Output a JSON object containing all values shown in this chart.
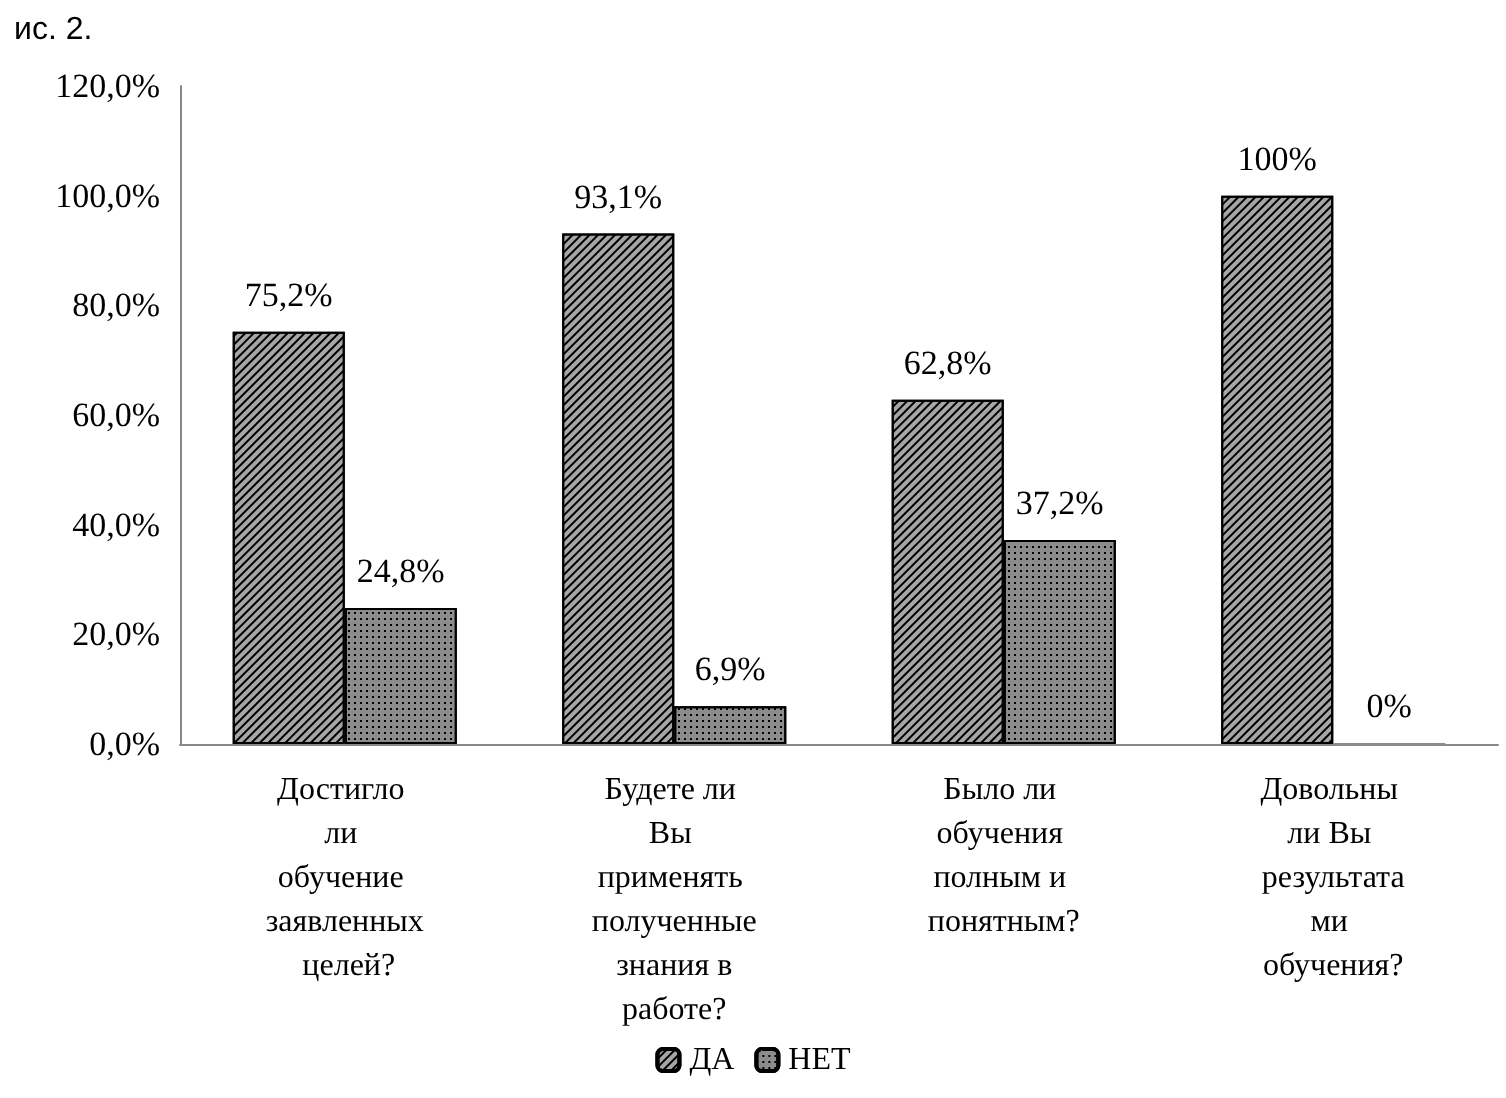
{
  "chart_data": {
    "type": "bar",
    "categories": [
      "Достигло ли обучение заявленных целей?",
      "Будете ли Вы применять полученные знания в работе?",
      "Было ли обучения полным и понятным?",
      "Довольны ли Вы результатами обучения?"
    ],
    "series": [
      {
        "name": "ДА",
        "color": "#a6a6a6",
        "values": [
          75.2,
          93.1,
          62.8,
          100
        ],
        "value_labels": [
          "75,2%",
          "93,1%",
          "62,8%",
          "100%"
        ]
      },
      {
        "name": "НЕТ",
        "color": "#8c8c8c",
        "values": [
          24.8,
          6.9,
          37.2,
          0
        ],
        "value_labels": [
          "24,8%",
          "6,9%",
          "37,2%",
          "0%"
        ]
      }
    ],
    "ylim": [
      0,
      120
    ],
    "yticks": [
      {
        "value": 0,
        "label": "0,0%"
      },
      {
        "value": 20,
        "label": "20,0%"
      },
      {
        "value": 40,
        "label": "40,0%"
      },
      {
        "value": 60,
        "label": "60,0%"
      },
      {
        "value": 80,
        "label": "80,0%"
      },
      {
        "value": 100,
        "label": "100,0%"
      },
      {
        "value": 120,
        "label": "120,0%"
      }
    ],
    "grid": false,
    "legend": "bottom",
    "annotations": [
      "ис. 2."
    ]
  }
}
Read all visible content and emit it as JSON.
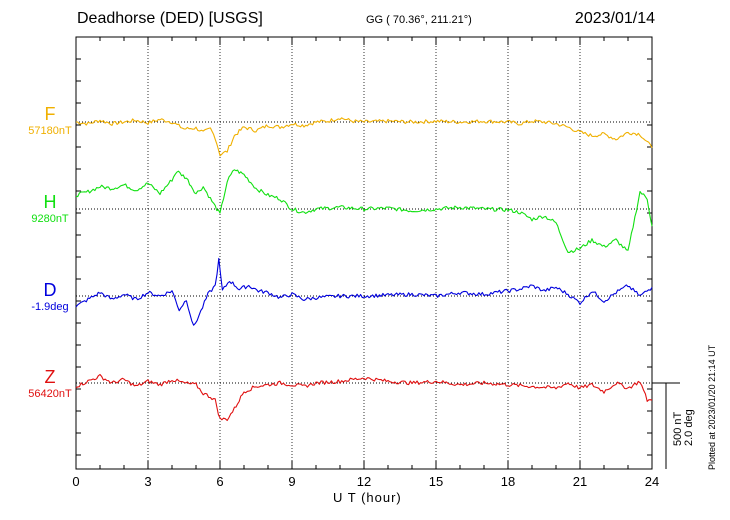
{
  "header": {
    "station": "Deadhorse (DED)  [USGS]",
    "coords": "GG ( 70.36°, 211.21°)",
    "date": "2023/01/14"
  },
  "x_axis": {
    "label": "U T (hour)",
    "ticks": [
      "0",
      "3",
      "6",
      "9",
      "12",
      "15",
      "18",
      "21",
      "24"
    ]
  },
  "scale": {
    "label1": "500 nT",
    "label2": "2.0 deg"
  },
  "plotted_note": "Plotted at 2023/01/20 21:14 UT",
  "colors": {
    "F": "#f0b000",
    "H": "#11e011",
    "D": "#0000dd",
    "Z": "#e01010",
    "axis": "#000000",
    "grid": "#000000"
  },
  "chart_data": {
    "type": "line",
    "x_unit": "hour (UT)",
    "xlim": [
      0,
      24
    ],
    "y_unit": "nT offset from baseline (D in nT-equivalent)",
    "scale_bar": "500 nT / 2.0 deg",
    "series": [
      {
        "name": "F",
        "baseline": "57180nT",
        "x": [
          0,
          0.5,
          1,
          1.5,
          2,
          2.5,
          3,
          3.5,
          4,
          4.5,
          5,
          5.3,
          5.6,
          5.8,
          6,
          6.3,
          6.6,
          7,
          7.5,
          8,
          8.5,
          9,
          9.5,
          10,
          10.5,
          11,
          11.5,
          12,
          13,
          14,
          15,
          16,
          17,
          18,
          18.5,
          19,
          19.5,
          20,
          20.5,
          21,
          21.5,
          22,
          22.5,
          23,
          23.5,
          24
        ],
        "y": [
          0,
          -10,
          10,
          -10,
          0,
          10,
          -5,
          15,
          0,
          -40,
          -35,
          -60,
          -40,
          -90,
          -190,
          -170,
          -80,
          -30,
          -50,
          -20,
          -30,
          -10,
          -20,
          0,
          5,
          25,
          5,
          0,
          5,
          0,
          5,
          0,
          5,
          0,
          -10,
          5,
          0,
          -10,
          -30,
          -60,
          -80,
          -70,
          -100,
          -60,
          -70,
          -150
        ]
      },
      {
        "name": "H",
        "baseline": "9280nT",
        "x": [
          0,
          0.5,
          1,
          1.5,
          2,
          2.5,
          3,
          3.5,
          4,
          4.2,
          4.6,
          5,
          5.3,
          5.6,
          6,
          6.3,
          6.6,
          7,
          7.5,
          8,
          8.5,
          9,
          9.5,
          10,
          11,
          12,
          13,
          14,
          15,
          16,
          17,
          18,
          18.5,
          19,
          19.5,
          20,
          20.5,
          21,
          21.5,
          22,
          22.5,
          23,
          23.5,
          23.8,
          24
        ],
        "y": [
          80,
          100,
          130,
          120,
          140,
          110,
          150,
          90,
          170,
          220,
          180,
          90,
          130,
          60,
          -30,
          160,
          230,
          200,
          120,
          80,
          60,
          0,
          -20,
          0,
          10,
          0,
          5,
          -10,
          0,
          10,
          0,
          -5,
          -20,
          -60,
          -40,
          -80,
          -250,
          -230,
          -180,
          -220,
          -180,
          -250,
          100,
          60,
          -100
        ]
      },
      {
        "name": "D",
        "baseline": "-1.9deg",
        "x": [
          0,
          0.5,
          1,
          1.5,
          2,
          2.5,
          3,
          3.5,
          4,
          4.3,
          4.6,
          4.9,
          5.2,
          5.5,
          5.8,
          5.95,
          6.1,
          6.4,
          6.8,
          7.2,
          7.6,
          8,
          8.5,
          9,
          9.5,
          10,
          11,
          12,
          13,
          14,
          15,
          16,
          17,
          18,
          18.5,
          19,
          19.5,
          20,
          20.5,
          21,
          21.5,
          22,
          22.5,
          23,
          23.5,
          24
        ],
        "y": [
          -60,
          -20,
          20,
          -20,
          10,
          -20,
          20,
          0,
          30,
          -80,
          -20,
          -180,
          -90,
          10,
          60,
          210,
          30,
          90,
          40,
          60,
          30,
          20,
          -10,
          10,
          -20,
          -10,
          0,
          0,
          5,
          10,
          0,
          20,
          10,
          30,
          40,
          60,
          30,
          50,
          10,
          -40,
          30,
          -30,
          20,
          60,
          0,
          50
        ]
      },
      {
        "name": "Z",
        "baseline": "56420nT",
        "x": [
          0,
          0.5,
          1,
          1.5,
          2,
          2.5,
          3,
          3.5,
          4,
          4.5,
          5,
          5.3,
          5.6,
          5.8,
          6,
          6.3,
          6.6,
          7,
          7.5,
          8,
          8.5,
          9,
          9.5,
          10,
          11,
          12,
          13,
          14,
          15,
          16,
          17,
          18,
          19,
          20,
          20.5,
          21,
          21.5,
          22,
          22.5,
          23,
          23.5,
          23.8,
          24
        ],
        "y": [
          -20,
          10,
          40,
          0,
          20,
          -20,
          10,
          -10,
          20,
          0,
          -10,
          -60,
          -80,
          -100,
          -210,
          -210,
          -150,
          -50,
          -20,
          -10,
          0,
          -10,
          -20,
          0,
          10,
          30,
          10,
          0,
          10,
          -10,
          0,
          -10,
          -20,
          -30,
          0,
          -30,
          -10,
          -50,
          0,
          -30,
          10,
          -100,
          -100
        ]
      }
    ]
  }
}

##############################

Work instructions: Repeat the material above verbatim, with no pictures in the output.

Answer below:
Output a JSON object containing all values shown in this chart.
{
  "chart_data": {
    "type": "bar",
    "categories": [
      "Достигло ли обучение заявленных целей?",
      "Будете ли Вы применять полученные знания в работе?",
      "Было ли обучения полным и понятным?",
      "Довольны ли Вы результатами обучения?"
    ],
    "series": [
      {
        "name": "ДА",
        "color": "#a6a6a6",
        "values": [
          75.2,
          93.1,
          62.8,
          100
        ],
        "value_labels": [
          "75,2%",
          "93,1%",
          "62,8%",
          "100%"
        ]
      },
      {
        "name": "НЕТ",
        "color": "#8c8c8c",
        "values": [
          24.8,
          6.9,
          37.2,
          0
        ],
        "value_labels": [
          "24,8%",
          "6,9%",
          "37,2%",
          "0%"
        ]
      }
    ],
    "ylim": [
      0,
      120
    ],
    "yticks": [
      {
        "value": 0,
        "label": "0,0%"
      },
      {
        "value": 20,
        "label": "20,0%"
      },
      {
        "value": 40,
        "label": "40,0%"
      },
      {
        "value": 60,
        "label": "60,0%"
      },
      {
        "value": 80,
        "label": "80,0%"
      },
      {
        "value": 100,
        "label": "100,0%"
      },
      {
        "value": 120,
        "label": "120,0%"
      }
    ],
    "grid": false,
    "legend": "bottom",
    "annotations": [
      "ис. 2."
    ]
  }
}
Read all visible content and emit it as JSON.
{
  "header": {
    "station": "Deadhorse (DED)  [USGS]",
    "coords": "GG ( 70.36°, 211.21°)",
    "date": "2023/01/14"
  },
  "x_axis": {
    "label": "U T (hour)",
    "ticks": [
      "0",
      "3",
      "6",
      "9",
      "12",
      "15",
      "18",
      "21",
      "24"
    ]
  },
  "scale": {
    "label1": "500 nT",
    "label2": "2.0 deg"
  },
  "plotted_note": "Plotted at 2023/01/20 21:14 UT",
  "colors": {
    "F": "#f0b000",
    "H": "#11e011",
    "D": "#0000dd",
    "Z": "#e01010",
    "axis": "#000000",
    "grid": "#000000"
  },
  "chart_data": {
    "type": "line",
    "x_unit": "hour (UT)",
    "xlim": [
      0,
      24
    ],
    "y_unit": "nT offset from baseline (D in nT-equivalent)",
    "scale_bar": "500 nT / 2.0 deg",
    "series": [
      {
        "name": "F",
        "baseline": "57180nT",
        "x": [
          0,
          0.5,
          1,
          1.5,
          2,
          2.5,
          3,
          3.5,
          4,
          4.5,
          5,
          5.3,
          5.6,
          5.8,
          6,
          6.3,
          6.6,
          7,
          7.5,
          8,
          8.5,
          9,
          9.5,
          10,
          10.5,
          11,
          11.5,
          12,
          13,
          14,
          15,
          16,
          17,
          18,
          18.5,
          19,
          19.5,
          20,
          20.5,
          21,
          21.5,
          22,
          22.5,
          23,
          23.5,
          24
        ],
        "y": [
          0,
          -10,
          10,
          -10,
          0,
          10,
          -5,
          15,
          0,
          -40,
          -35,
          -60,
          -40,
          -90,
          -190,
          -170,
          -80,
          -30,
          -50,
          -20,
          -30,
          -10,
          -20,
          0,
          5,
          25,
          5,
          0,
          5,
          0,
          5,
          0,
          5,
          0,
          -10,
          5,
          0,
          -10,
          -30,
          -60,
          -80,
          -70,
          -100,
          -60,
          -70,
          -150
        ]
      },
      {
        "name": "H",
        "baseline": "9280nT",
        "x": [
          0,
          0.5,
          1,
          1.5,
          2,
          2.5,
          3,
          3.5,
          4,
          4.2,
          4.6,
          5,
          5.3,
          5.6,
          6,
          6.3,
          6.6,
          7,
          7.5,
          8,
          8.5,
          9,
          9.5,
          10,
          11,
          12,
          13,
          14,
          15,
          16,
          17,
          18,
          18.5,
          19,
          19.5,
          20,
          20.5,
          21,
          21.5,
          22,
          22.5,
          23,
          23.5,
          23.8,
          24
        ],
        "y": [
          80,
          100,
          130,
          120,
          140,
          110,
          150,
          90,
          170,
          220,
          180,
          90,
          130,
          60,
          -30,
          160,
          230,
          200,
          120,
          80,
          60,
          0,
          -20,
          0,
          10,
          0,
          5,
          -10,
          0,
          10,
          0,
          -5,
          -20,
          -60,
          -40,
          -80,
          -250,
          -230,
          -180,
          -220,
          -180,
          -250,
          100,
          60,
          -100
        ]
      },
      {
        "name": "D",
        "baseline": "-1.9deg",
        "x": [
          0,
          0.5,
          1,
          1.5,
          2,
          2.5,
          3,
          3.5,
          4,
          4.3,
          4.6,
          4.9,
          5.2,
          5.5,
          5.8,
          5.95,
          6.1,
          6.4,
          6.8,
          7.2,
          7.6,
          8,
          8.5,
          9,
          9.5,
          10,
          11,
          12,
          13,
          14,
          15,
          16,
          17,
          18,
          18.5,
          19,
          19.5,
          20,
          20.5,
          21,
          21.5,
          22,
          22.5,
          23,
          23.5,
          24
        ],
        "y": [
          -60,
          -20,
          20,
          -20,
          10,
          -20,
          20,
          0,
          30,
          -80,
          -20,
          -180,
          -90,
          10,
          60,
          210,
          30,
          90,
          40,
          60,
          30,
          20,
          -10,
          10,
          -20,
          -10,
          0,
          0,
          5,
          10,
          0,
          20,
          10,
          30,
          40,
          60,
          30,
          50,
          10,
          -40,
          30,
          -30,
          20,
          60,
          0,
          50
        ]
      },
      {
        "name": "Z",
        "baseline": "56420nT",
        "x": [
          0,
          0.5,
          1,
          1.5,
          2,
          2.5,
          3,
          3.5,
          4,
          4.5,
          5,
          5.3,
          5.6,
          5.8,
          6,
          6.3,
          6.6,
          7,
          7.5,
          8,
          8.5,
          9,
          9.5,
          10,
          11,
          12,
          13,
          14,
          15,
          16,
          17,
          18,
          19,
          20,
          20.5,
          21,
          21.5,
          22,
          22.5,
          23,
          23.5,
          23.8,
          24
        ],
        "y": [
          -20,
          10,
          40,
          0,
          20,
          -20,
          10,
          -10,
          20,
          0,
          -10,
          -60,
          -80,
          -100,
          -210,
          -210,
          -150,
          -50,
          -20,
          -10,
          0,
          -10,
          -20,
          0,
          10,
          30,
          10,
          0,
          10,
          -10,
          0,
          -10,
          -20,
          -30,
          0,
          -30,
          -10,
          -50,
          0,
          -30,
          10,
          -100,
          -100
        ]
      }
    ]
  }
}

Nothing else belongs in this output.